— start Extracted data —

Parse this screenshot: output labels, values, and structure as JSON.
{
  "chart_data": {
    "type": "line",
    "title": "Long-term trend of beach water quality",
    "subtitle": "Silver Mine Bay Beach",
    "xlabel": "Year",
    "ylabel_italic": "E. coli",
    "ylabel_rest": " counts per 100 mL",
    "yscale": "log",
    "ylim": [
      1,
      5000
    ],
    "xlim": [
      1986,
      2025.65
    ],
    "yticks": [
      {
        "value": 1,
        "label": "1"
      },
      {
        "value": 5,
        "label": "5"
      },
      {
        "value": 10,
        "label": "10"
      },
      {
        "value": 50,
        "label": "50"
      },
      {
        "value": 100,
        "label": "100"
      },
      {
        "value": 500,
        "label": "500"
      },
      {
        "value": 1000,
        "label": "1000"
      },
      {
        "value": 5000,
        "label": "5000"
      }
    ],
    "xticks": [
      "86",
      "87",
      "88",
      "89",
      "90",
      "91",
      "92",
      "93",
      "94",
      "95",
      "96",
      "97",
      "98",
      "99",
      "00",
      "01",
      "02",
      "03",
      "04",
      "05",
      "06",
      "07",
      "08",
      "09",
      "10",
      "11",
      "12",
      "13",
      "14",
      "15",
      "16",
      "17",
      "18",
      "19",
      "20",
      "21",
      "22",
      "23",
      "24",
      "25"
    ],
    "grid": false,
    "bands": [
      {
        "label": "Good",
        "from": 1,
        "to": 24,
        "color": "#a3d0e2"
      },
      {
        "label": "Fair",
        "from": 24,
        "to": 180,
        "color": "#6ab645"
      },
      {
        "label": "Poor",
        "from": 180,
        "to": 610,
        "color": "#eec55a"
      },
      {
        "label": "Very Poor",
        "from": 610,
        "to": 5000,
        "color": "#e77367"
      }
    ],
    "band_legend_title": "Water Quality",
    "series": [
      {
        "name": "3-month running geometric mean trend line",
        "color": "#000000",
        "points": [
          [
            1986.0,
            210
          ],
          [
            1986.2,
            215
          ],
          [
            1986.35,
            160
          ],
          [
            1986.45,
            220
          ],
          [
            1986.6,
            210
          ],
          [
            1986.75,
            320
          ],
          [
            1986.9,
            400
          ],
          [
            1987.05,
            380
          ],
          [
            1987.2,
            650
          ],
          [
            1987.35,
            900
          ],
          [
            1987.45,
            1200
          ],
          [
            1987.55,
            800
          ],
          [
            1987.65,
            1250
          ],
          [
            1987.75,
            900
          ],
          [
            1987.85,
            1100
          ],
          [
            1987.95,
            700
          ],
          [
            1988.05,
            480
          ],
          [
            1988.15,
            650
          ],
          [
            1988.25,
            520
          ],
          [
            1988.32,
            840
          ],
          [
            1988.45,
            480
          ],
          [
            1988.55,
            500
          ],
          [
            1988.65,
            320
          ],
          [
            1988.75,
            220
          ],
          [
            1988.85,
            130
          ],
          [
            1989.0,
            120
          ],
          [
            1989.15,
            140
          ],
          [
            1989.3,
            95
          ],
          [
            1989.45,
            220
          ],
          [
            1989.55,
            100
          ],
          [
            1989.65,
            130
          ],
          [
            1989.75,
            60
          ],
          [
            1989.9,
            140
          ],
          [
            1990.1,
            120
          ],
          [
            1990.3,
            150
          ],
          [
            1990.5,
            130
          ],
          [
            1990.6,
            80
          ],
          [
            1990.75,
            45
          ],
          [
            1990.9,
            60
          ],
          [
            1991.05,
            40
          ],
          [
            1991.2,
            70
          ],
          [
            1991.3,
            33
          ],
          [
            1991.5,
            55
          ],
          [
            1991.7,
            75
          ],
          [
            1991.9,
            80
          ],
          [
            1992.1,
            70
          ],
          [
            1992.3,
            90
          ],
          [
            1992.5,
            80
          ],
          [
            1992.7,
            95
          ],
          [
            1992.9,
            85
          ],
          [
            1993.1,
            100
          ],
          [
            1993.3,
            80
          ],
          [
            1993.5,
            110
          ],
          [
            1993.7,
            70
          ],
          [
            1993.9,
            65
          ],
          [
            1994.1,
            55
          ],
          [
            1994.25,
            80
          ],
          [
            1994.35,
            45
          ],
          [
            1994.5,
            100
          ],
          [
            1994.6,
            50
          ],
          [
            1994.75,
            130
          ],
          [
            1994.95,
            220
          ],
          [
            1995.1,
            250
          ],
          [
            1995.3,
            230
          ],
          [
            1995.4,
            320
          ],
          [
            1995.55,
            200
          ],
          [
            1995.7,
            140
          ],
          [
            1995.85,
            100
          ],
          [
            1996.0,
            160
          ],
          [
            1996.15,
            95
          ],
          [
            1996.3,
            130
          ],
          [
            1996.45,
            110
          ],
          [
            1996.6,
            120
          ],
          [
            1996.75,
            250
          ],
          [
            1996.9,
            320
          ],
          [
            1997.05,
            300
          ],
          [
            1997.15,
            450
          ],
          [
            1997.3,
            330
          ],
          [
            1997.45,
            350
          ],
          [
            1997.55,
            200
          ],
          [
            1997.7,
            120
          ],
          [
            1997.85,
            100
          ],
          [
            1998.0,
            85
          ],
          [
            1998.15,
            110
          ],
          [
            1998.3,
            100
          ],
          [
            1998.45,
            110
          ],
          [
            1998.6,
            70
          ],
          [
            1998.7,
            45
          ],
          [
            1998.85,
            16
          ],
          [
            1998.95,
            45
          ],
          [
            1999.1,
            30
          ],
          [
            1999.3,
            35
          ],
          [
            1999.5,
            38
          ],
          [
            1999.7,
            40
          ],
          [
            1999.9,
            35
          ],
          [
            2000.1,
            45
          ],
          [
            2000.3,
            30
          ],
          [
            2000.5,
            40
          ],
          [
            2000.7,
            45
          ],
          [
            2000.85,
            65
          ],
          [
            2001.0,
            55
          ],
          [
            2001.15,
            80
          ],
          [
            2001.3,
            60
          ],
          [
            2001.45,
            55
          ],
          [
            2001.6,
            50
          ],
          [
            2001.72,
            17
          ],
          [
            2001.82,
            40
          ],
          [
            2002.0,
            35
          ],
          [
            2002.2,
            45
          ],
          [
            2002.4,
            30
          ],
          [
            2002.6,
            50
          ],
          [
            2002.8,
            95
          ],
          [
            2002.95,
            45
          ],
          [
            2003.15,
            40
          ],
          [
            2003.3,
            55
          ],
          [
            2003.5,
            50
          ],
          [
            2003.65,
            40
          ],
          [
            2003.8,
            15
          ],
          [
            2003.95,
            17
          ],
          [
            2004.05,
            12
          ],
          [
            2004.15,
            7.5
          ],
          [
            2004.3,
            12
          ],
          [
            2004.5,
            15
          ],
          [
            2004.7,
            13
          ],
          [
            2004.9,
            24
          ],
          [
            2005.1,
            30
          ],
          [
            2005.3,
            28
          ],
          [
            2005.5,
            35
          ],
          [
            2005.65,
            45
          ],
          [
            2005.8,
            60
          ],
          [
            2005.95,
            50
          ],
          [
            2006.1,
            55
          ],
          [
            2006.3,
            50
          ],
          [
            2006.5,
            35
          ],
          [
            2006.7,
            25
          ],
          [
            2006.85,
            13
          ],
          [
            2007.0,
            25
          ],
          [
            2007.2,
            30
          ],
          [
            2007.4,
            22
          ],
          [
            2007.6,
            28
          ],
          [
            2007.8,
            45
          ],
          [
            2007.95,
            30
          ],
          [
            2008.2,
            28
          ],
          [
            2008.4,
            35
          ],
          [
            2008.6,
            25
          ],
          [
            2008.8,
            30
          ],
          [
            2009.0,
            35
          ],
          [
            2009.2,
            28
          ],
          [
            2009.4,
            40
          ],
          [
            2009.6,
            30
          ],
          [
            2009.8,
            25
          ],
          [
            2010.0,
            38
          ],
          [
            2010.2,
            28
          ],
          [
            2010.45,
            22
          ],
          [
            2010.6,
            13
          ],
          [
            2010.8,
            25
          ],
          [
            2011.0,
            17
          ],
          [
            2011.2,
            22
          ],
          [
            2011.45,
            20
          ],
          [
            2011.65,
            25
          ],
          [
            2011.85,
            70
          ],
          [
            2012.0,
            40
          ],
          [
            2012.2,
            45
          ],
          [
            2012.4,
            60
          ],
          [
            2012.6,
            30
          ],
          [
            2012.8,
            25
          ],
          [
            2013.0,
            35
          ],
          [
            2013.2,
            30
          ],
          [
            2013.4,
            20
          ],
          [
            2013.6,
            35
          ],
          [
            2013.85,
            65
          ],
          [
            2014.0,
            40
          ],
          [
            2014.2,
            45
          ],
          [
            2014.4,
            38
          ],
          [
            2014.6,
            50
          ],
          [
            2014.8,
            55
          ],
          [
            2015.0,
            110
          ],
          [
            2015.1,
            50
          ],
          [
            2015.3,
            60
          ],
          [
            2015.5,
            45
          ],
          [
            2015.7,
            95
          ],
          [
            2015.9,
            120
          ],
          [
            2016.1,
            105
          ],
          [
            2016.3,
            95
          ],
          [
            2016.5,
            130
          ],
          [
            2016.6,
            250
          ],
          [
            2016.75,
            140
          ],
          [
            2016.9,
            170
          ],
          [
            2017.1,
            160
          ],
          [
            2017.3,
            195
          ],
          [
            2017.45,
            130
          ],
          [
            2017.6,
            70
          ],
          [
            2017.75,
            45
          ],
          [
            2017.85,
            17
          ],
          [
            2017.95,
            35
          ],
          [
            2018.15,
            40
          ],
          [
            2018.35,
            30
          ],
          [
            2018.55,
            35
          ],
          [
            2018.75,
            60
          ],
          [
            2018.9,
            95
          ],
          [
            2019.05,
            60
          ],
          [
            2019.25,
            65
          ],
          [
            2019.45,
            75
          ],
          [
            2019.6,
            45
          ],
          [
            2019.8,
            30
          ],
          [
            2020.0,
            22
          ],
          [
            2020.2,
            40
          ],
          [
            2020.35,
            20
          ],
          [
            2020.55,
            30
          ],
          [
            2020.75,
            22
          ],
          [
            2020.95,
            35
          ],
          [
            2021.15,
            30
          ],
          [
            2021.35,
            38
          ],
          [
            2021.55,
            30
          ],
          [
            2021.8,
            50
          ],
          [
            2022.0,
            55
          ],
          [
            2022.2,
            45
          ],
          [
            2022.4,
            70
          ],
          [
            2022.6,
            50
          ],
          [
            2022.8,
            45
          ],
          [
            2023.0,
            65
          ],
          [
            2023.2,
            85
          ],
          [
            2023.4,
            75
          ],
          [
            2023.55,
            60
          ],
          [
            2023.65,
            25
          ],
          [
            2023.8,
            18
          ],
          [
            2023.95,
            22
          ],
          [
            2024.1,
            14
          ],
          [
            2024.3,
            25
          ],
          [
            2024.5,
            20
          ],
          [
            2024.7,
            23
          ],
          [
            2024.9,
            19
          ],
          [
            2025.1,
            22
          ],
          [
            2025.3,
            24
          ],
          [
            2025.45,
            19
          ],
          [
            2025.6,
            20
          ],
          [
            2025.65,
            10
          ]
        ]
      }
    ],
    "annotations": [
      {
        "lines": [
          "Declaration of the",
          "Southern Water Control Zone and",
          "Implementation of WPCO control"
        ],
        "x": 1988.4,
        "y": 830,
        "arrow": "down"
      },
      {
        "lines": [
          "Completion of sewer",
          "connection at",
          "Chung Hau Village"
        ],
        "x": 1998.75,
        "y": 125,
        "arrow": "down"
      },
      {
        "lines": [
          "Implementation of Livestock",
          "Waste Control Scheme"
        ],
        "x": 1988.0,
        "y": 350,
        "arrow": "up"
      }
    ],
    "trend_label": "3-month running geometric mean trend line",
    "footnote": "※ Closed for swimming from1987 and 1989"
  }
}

— end Extracted data —

(Aim of the task) Identify all lines in the records above with the word "color".

(The reply)
        "color": "#a3d0e2"
        "color": "#6ab645"
        "color": "#eec55a"
        "color": "#e77367"
        "color": "#000000",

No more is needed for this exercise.